#### WRITTEN INSTRUCTION:
Give back each entry unchanged, minus pictures.

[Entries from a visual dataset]
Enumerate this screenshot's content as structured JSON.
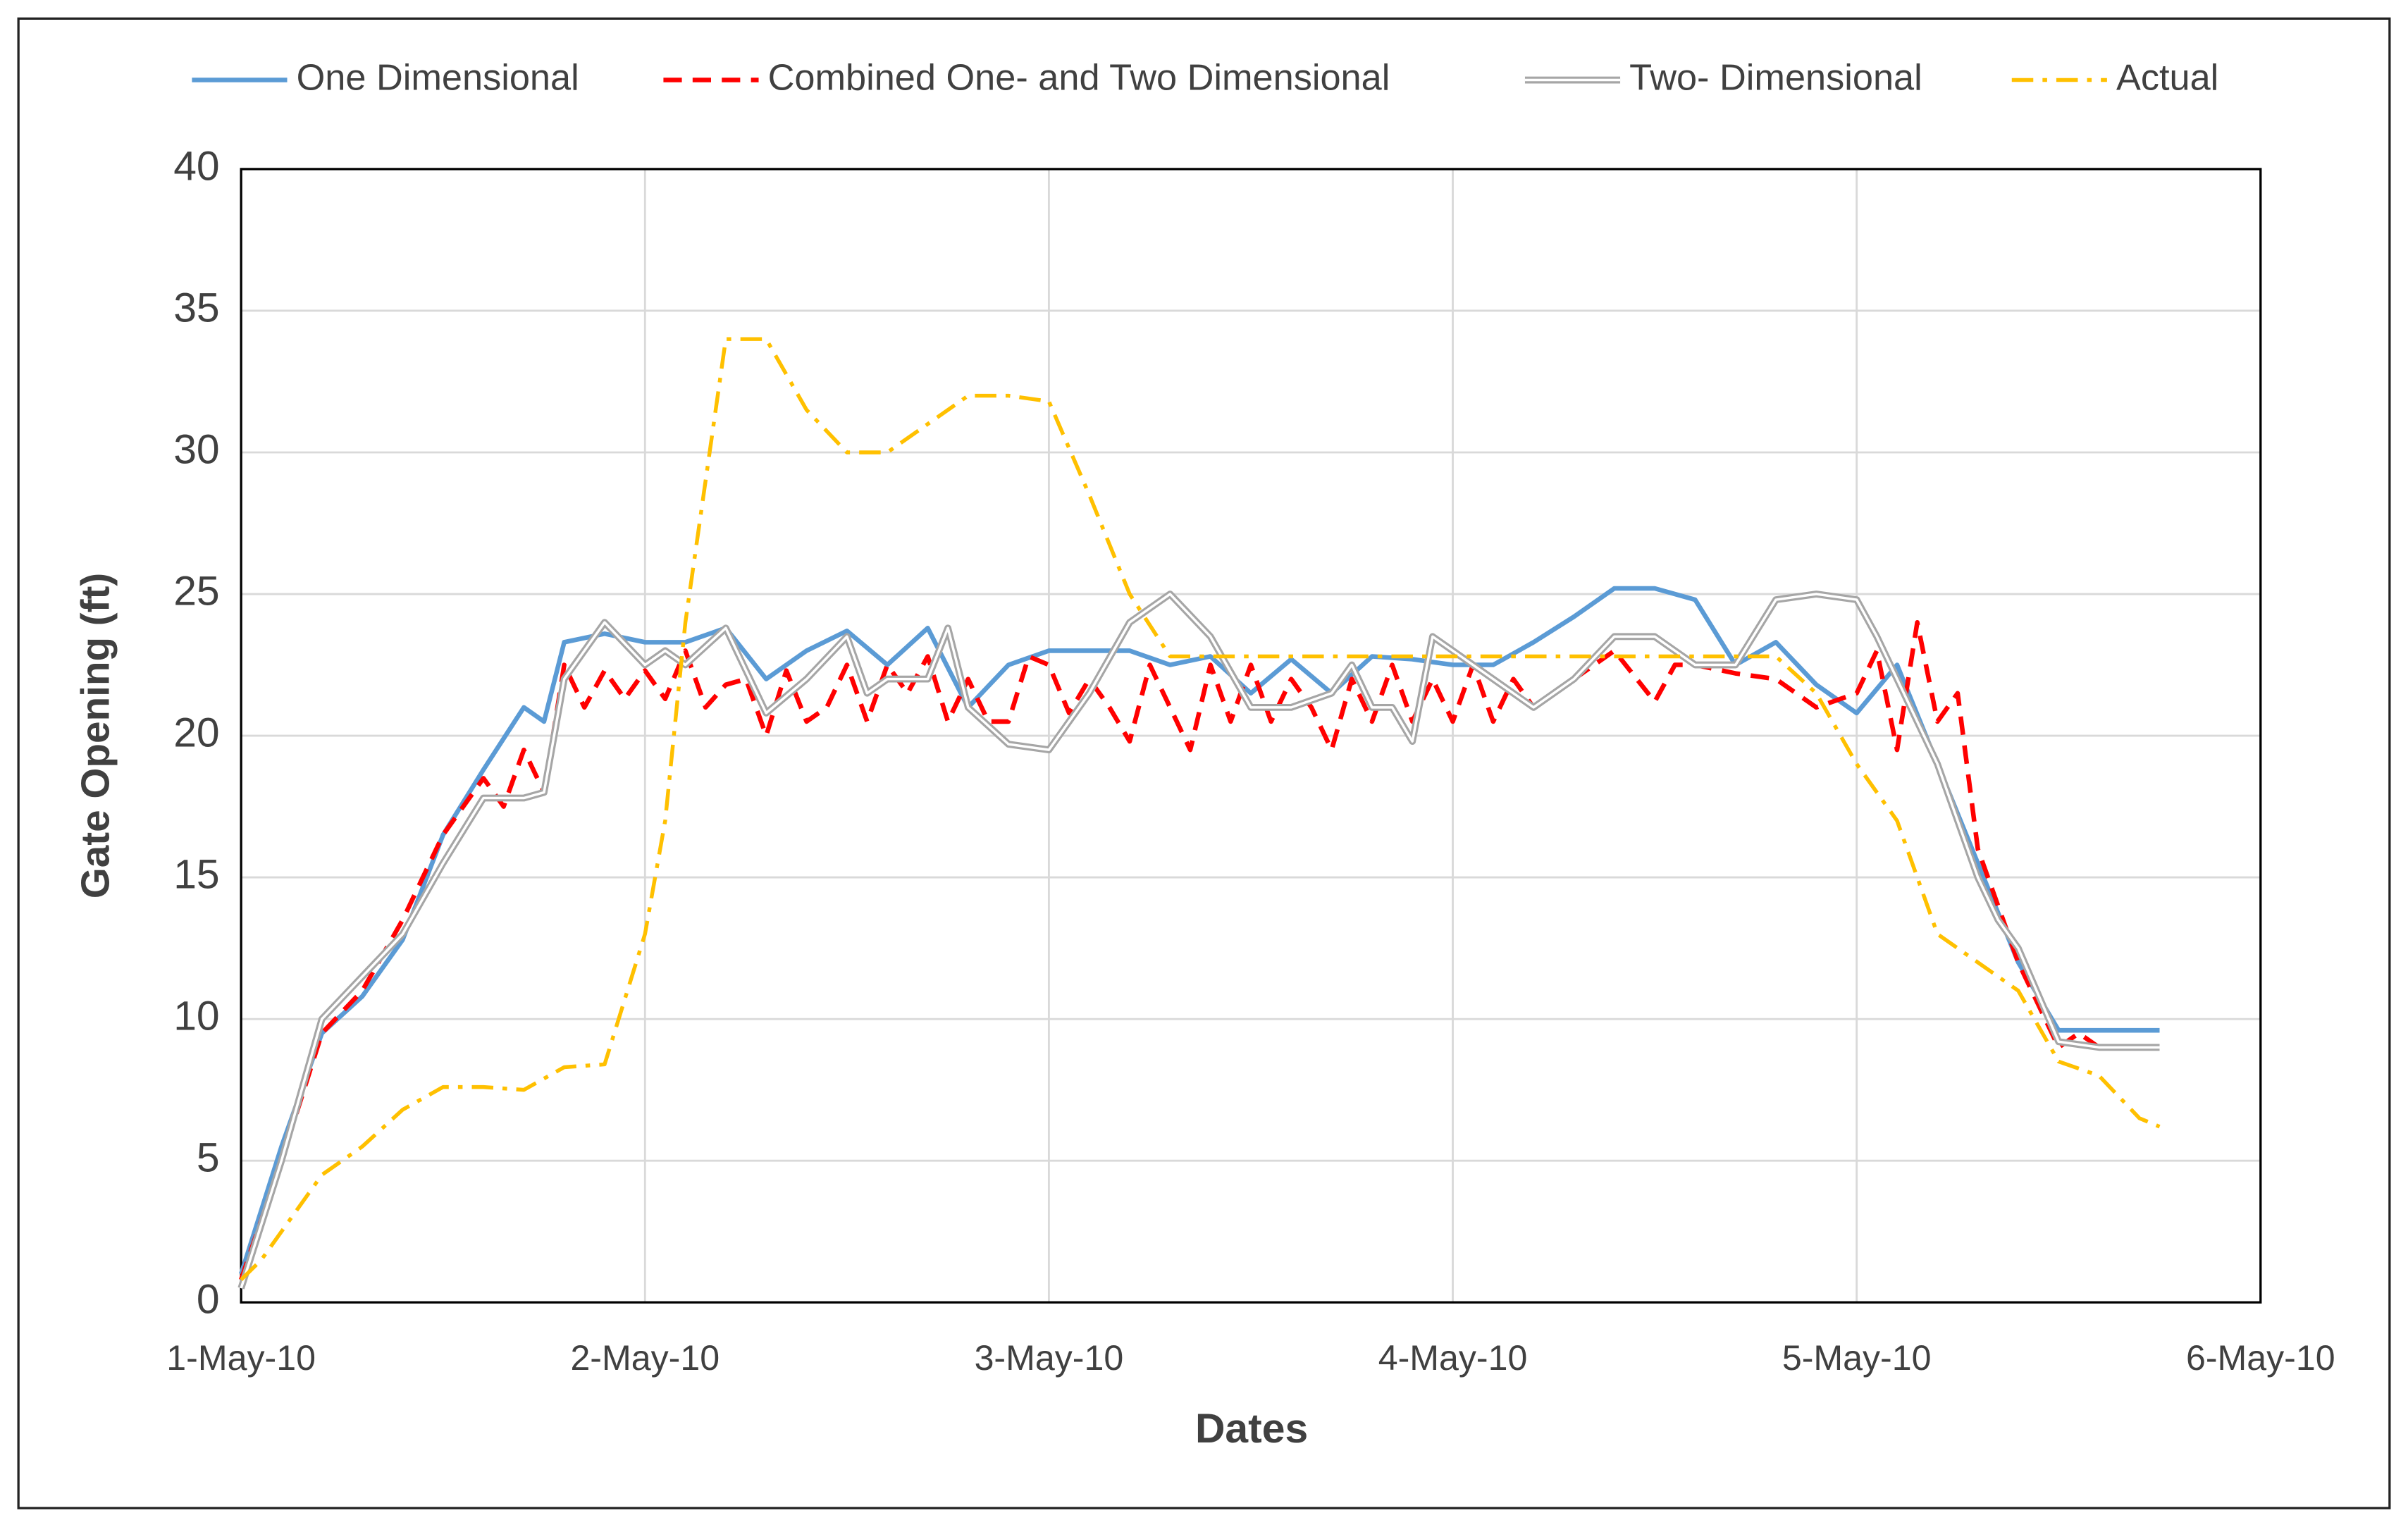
{
  "chart_data": {
    "type": "line",
    "x_label": "Dates",
    "y_label": "Gate Opening (ft)",
    "xlim": [
      40299,
      40304
    ],
    "xticks": [
      {
        "value": 40299,
        "label": "1-May-10"
      },
      {
        "value": 40300,
        "label": "2-May-10"
      },
      {
        "value": 40301,
        "label": "3-May-10"
      },
      {
        "value": 40302,
        "label": "4-May-10"
      },
      {
        "value": 40303,
        "label": "5-May-10"
      },
      {
        "value": 40304,
        "label": "6-May-10"
      }
    ],
    "ylim": [
      0,
      40
    ],
    "yticks": [
      0,
      5,
      10,
      15,
      20,
      25,
      30,
      35,
      40
    ],
    "grid": true,
    "legend": "top",
    "series": [
      {
        "name": "One Dimensional",
        "color": "#5b9bd5",
        "style": "solid",
        "x": [
          40299,
          40299.1,
          40299.2,
          40299.3,
          40299.4,
          40299.5,
          40299.6,
          40299.7,
          40299.75,
          40299.8,
          40299.9,
          40300,
          40300.1,
          40300.2,
          40300.3,
          40300.4,
          40300.5,
          40300.6,
          40300.7,
          40300.8,
          40300.9,
          40301,
          40301.1,
          40301.2,
          40301.3,
          40301.4,
          40301.5,
          40301.6,
          40301.7,
          40301.8,
          40301.9,
          40302,
          40302.1,
          40302.2,
          40302.3,
          40302.4,
          40302.5,
          40302.6,
          40302.7,
          40302.8,
          40302.9,
          40303,
          40303.1,
          40303.2,
          40303.3,
          40303.4,
          40303.5,
          40303.6,
          40303.7,
          40303.75
        ],
        "values": [
          1,
          5.5,
          9.5,
          10.8,
          12.8,
          16.5,
          18.8,
          21,
          20.5,
          23.3,
          23.6,
          23.3,
          23.3,
          23.8,
          22,
          23,
          23.7,
          22.5,
          23.8,
          21,
          22.5,
          23,
          23,
          23,
          22.5,
          22.8,
          21.5,
          22.7,
          21.5,
          22.8,
          22.7,
          22.5,
          22.5,
          23.3,
          24.2,
          25.2,
          25.2,
          24.8,
          22.5,
          23.3,
          21.8,
          20.8,
          22.5,
          19,
          15.5,
          12,
          9.6,
          9.6,
          9.6,
          9.6
        ]
      },
      {
        "name": "Combined One- and Two Dimensional",
        "color": "#ff0000",
        "style": "dashed",
        "x": [
          40299,
          40299.1,
          40299.2,
          40299.3,
          40299.4,
          40299.5,
          40299.6,
          40299.65,
          40299.7,
          40299.75,
          40299.8,
          40299.85,
          40299.9,
          40299.95,
          40300,
          40300.05,
          40300.1,
          40300.15,
          40300.2,
          40300.25,
          40300.3,
          40300.35,
          40300.4,
          40300.45,
          40300.5,
          40300.55,
          40300.6,
          40300.65,
          40300.7,
          40300.75,
          40300.8,
          40300.85,
          40300.9,
          40300.95,
          40301,
          40301.05,
          40301.1,
          40301.15,
          40301.2,
          40301.25,
          40301.3,
          40301.35,
          40301.4,
          40301.45,
          40301.5,
          40301.55,
          40301.6,
          40301.65,
          40301.7,
          40301.75,
          40301.8,
          40301.85,
          40301.9,
          40301.95,
          40302,
          40302.05,
          40302.1,
          40302.15,
          40302.2,
          40302.3,
          40302.4,
          40302.5,
          40302.55,
          40302.6,
          40302.7,
          40302.8,
          40302.9,
          40303,
          40303.05,
          40303.1,
          40303.15,
          40303.2,
          40303.25,
          40303.3,
          40303.4,
          40303.5,
          40303.55,
          40303.6,
          40303.7,
          40303.75
        ],
        "values": [
          0.8,
          5,
          9.5,
          11,
          13.5,
          16.5,
          18.5,
          17.5,
          19.5,
          18,
          22.5,
          21,
          22.3,
          21.3,
          22.3,
          21.3,
          23,
          21,
          21.8,
          22,
          20,
          22.3,
          20.5,
          21,
          22.5,
          20.5,
          22.5,
          21.5,
          22.8,
          20.5,
          22,
          20.5,
          20.5,
          22.8,
          22.5,
          20.8,
          22,
          21,
          19.8,
          22.5,
          21,
          19.5,
          22.5,
          20.5,
          22.5,
          20.5,
          22,
          21,
          19.5,
          22,
          20.5,
          22.5,
          20.5,
          22,
          20.5,
          22.5,
          20.5,
          22,
          21,
          22,
          23,
          21.2,
          22.5,
          22.5,
          22.2,
          22,
          21,
          21.5,
          23,
          19.5,
          24,
          20.5,
          21.5,
          16,
          12,
          9,
          9.5,
          9,
          9,
          9
        ]
      },
      {
        "name": "Two- Dimensional",
        "color": "#a6a6a6",
        "style": "double",
        "x": [
          40299,
          40299.1,
          40299.2,
          40299.3,
          40299.4,
          40299.5,
          40299.6,
          40299.7,
          40299.75,
          40299.8,
          40299.9,
          40300,
          40300.05,
          40300.1,
          40300.2,
          40300.3,
          40300.4,
          40300.5,
          40300.55,
          40300.6,
          40300.7,
          40300.75,
          40300.8,
          40300.9,
          40301,
          40301.1,
          40301.2,
          40301.3,
          40301.4,
          40301.5,
          40301.6,
          40301.7,
          40301.75,
          40301.8,
          40301.85,
          40301.9,
          40301.95,
          40302,
          40302.1,
          40302.2,
          40302.3,
          40302.4,
          40302.5,
          40302.6,
          40302.7,
          40302.8,
          40302.9,
          40303,
          40303.05,
          40303.1,
          40303.2,
          40303.3,
          40303.35,
          40303.4,
          40303.5,
          40303.6,
          40303.7,
          40303.75
        ],
        "values": [
          0.5,
          5,
          10,
          11.5,
          13,
          15.5,
          17.8,
          17.8,
          18,
          22,
          24,
          22.5,
          23,
          22.5,
          23.8,
          20.8,
          22,
          23.5,
          21.5,
          22,
          22,
          23.8,
          21,
          19.7,
          19.5,
          21.5,
          24,
          25,
          23.5,
          21,
          21,
          21.5,
          22.5,
          21,
          21,
          19.8,
          23.5,
          23,
          22,
          21,
          22,
          23.5,
          23.5,
          22.5,
          22.5,
          24.8,
          25,
          24.8,
          23.5,
          22,
          19,
          15,
          13.5,
          12.5,
          9.2,
          9,
          9,
          9
        ]
      },
      {
        "name": "Actual",
        "color": "#ffc000",
        "style": "dashdot",
        "x": [
          40299,
          40299.05,
          40299.1,
          40299.2,
          40299.3,
          40299.4,
          40299.5,
          40299.6,
          40299.7,
          40299.8,
          40299.9,
          40300,
          40300.05,
          40300.1,
          40300.2,
          40300.3,
          40300.4,
          40300.5,
          40300.6,
          40300.7,
          40300.8,
          40300.9,
          40301,
          40301.1,
          40301.2,
          40301.3,
          40302.8,
          40302.9,
          40303,
          40303.1,
          40303.2,
          40303.3,
          40303.4,
          40303.5,
          40303.6,
          40303.7,
          40303.75
        ],
        "values": [
          0.8,
          1.5,
          2.5,
          4.5,
          5.5,
          6.8,
          7.6,
          7.6,
          7.5,
          8.3,
          8.4,
          13,
          17,
          24,
          34,
          34,
          31.5,
          30,
          30,
          31,
          32,
          32,
          31.8,
          28.5,
          25,
          22.8,
          22.8,
          21.5,
          19,
          17,
          13,
          12,
          11,
          8.5,
          8,
          6.5,
          6.2
        ]
      }
    ]
  }
}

#### WRITTEN RESPONSE:
Enumerate this screenshot's content as structured JSON.
{
  "chart_data": {
    "type": "line",
    "x_label": "Dates",
    "y_label": "Gate Opening (ft)",
    "xlim": [
      40299,
      40304
    ],
    "xticks": [
      {
        "value": 40299,
        "label": "1-May-10"
      },
      {
        "value": 40300,
        "label": "2-May-10"
      },
      {
        "value": 40301,
        "label": "3-May-10"
      },
      {
        "value": 40302,
        "label": "4-May-10"
      },
      {
        "value": 40303,
        "label": "5-May-10"
      },
      {
        "value": 40304,
        "label": "6-May-10"
      }
    ],
    "ylim": [
      0,
      40
    ],
    "yticks": [
      0,
      5,
      10,
      15,
      20,
      25,
      30,
      35,
      40
    ],
    "grid": true,
    "legend": "top",
    "series": [
      {
        "name": "One Dimensional",
        "color": "#5b9bd5",
        "style": "solid",
        "x": [
          40299,
          40299.1,
          40299.2,
          40299.3,
          40299.4,
          40299.5,
          40299.6,
          40299.7,
          40299.75,
          40299.8,
          40299.9,
          40300,
          40300.1,
          40300.2,
          40300.3,
          40300.4,
          40300.5,
          40300.6,
          40300.7,
          40300.8,
          40300.9,
          40301,
          40301.1,
          40301.2,
          40301.3,
          40301.4,
          40301.5,
          40301.6,
          40301.7,
          40301.8,
          40301.9,
          40302,
          40302.1,
          40302.2,
          40302.3,
          40302.4,
          40302.5,
          40302.6,
          40302.7,
          40302.8,
          40302.9,
          40303,
          40303.1,
          40303.2,
          40303.3,
          40303.4,
          40303.5,
          40303.6,
          40303.7,
          40303.75
        ],
        "values": [
          1,
          5.5,
          9.5,
          10.8,
          12.8,
          16.5,
          18.8,
          21,
          20.5,
          23.3,
          23.6,
          23.3,
          23.3,
          23.8,
          22,
          23,
          23.7,
          22.5,
          23.8,
          21,
          22.5,
          23,
          23,
          23,
          22.5,
          22.8,
          21.5,
          22.7,
          21.5,
          22.8,
          22.7,
          22.5,
          22.5,
          23.3,
          24.2,
          25.2,
          25.2,
          24.8,
          22.5,
          23.3,
          21.8,
          20.8,
          22.5,
          19,
          15.5,
          12,
          9.6,
          9.6,
          9.6,
          9.6
        ]
      },
      {
        "name": "Combined One- and Two Dimensional",
        "color": "#ff0000",
        "style": "dashed",
        "x": [
          40299,
          40299.1,
          40299.2,
          40299.3,
          40299.4,
          40299.5,
          40299.6,
          40299.65,
          40299.7,
          40299.75,
          40299.8,
          40299.85,
          40299.9,
          40299.95,
          40300,
          40300.05,
          40300.1,
          40300.15,
          40300.2,
          40300.25,
          40300.3,
          40300.35,
          40300.4,
          40300.45,
          40300.5,
          40300.55,
          40300.6,
          40300.65,
          40300.7,
          40300.75,
          40300.8,
          40300.85,
          40300.9,
          40300.95,
          40301,
          40301.05,
          40301.1,
          40301.15,
          40301.2,
          40301.25,
          40301.3,
          40301.35,
          40301.4,
          40301.45,
          40301.5,
          40301.55,
          40301.6,
          40301.65,
          40301.7,
          40301.75,
          40301.8,
          40301.85,
          40301.9,
          40301.95,
          40302,
          40302.05,
          40302.1,
          40302.15,
          40302.2,
          40302.3,
          40302.4,
          40302.5,
          40302.55,
          40302.6,
          40302.7,
          40302.8,
          40302.9,
          40303,
          40303.05,
          40303.1,
          40303.15,
          40303.2,
          40303.25,
          40303.3,
          40303.4,
          40303.5,
          40303.55,
          40303.6,
          40303.7,
          40303.75
        ],
        "values": [
          0.8,
          5,
          9.5,
          11,
          13.5,
          16.5,
          18.5,
          17.5,
          19.5,
          18,
          22.5,
          21,
          22.3,
          21.3,
          22.3,
          21.3,
          23,
          21,
          21.8,
          22,
          20,
          22.3,
          20.5,
          21,
          22.5,
          20.5,
          22.5,
          21.5,
          22.8,
          20.5,
          22,
          20.5,
          20.5,
          22.8,
          22.5,
          20.8,
          22,
          21,
          19.8,
          22.5,
          21,
          19.5,
          22.5,
          20.5,
          22.5,
          20.5,
          22,
          21,
          19.5,
          22,
          20.5,
          22.5,
          20.5,
          22,
          20.5,
          22.5,
          20.5,
          22,
          21,
          22,
          23,
          21.2,
          22.5,
          22.5,
          22.2,
          22,
          21,
          21.5,
          23,
          19.5,
          24,
          20.5,
          21.5,
          16,
          12,
          9,
          9.5,
          9,
          9,
          9
        ]
      },
      {
        "name": "Two- Dimensional",
        "color": "#a6a6a6",
        "style": "double",
        "x": [
          40299,
          40299.1,
          40299.2,
          40299.3,
          40299.4,
          40299.5,
          40299.6,
          40299.7,
          40299.75,
          40299.8,
          40299.9,
          40300,
          40300.05,
          40300.1,
          40300.2,
          40300.3,
          40300.4,
          40300.5,
          40300.55,
          40300.6,
          40300.7,
          40300.75,
          40300.8,
          40300.9,
          40301,
          40301.1,
          40301.2,
          40301.3,
          40301.4,
          40301.5,
          40301.6,
          40301.7,
          40301.75,
          40301.8,
          40301.85,
          40301.9,
          40301.95,
          40302,
          40302.1,
          40302.2,
          40302.3,
          40302.4,
          40302.5,
          40302.6,
          40302.7,
          40302.8,
          40302.9,
          40303,
          40303.05,
          40303.1,
          40303.2,
          40303.3,
          40303.35,
          40303.4,
          40303.5,
          40303.6,
          40303.7,
          40303.75
        ],
        "values": [
          0.5,
          5,
          10,
          11.5,
          13,
          15.5,
          17.8,
          17.8,
          18,
          22,
          24,
          22.5,
          23,
          22.5,
          23.8,
          20.8,
          22,
          23.5,
          21.5,
          22,
          22,
          23.8,
          21,
          19.7,
          19.5,
          21.5,
          24,
          25,
          23.5,
          21,
          21,
          21.5,
          22.5,
          21,
          21,
          19.8,
          23.5,
          23,
          22,
          21,
          22,
          23.5,
          23.5,
          22.5,
          22.5,
          24.8,
          25,
          24.8,
          23.5,
          22,
          19,
          15,
          13.5,
          12.5,
          9.2,
          9,
          9,
          9
        ]
      },
      {
        "name": "Actual",
        "color": "#ffc000",
        "style": "dashdot",
        "x": [
          40299,
          40299.05,
          40299.1,
          40299.2,
          40299.3,
          40299.4,
          40299.5,
          40299.6,
          40299.7,
          40299.8,
          40299.9,
          40300,
          40300.05,
          40300.1,
          40300.2,
          40300.3,
          40300.4,
          40300.5,
          40300.6,
          40300.7,
          40300.8,
          40300.9,
          40301,
          40301.1,
          40301.2,
          40301.3,
          40302.8,
          40302.9,
          40303,
          40303.1,
          40303.2,
          40303.3,
          40303.4,
          40303.5,
          40303.6,
          40303.7,
          40303.75
        ],
        "values": [
          0.8,
          1.5,
          2.5,
          4.5,
          5.5,
          6.8,
          7.6,
          7.6,
          7.5,
          8.3,
          8.4,
          13,
          17,
          24,
          34,
          34,
          31.5,
          30,
          30,
          31,
          32,
          32,
          31.8,
          28.5,
          25,
          22.8,
          22.8,
          21.5,
          19,
          17,
          13,
          12,
          11,
          8.5,
          8,
          6.5,
          6.2
        ]
      }
    ]
  }
}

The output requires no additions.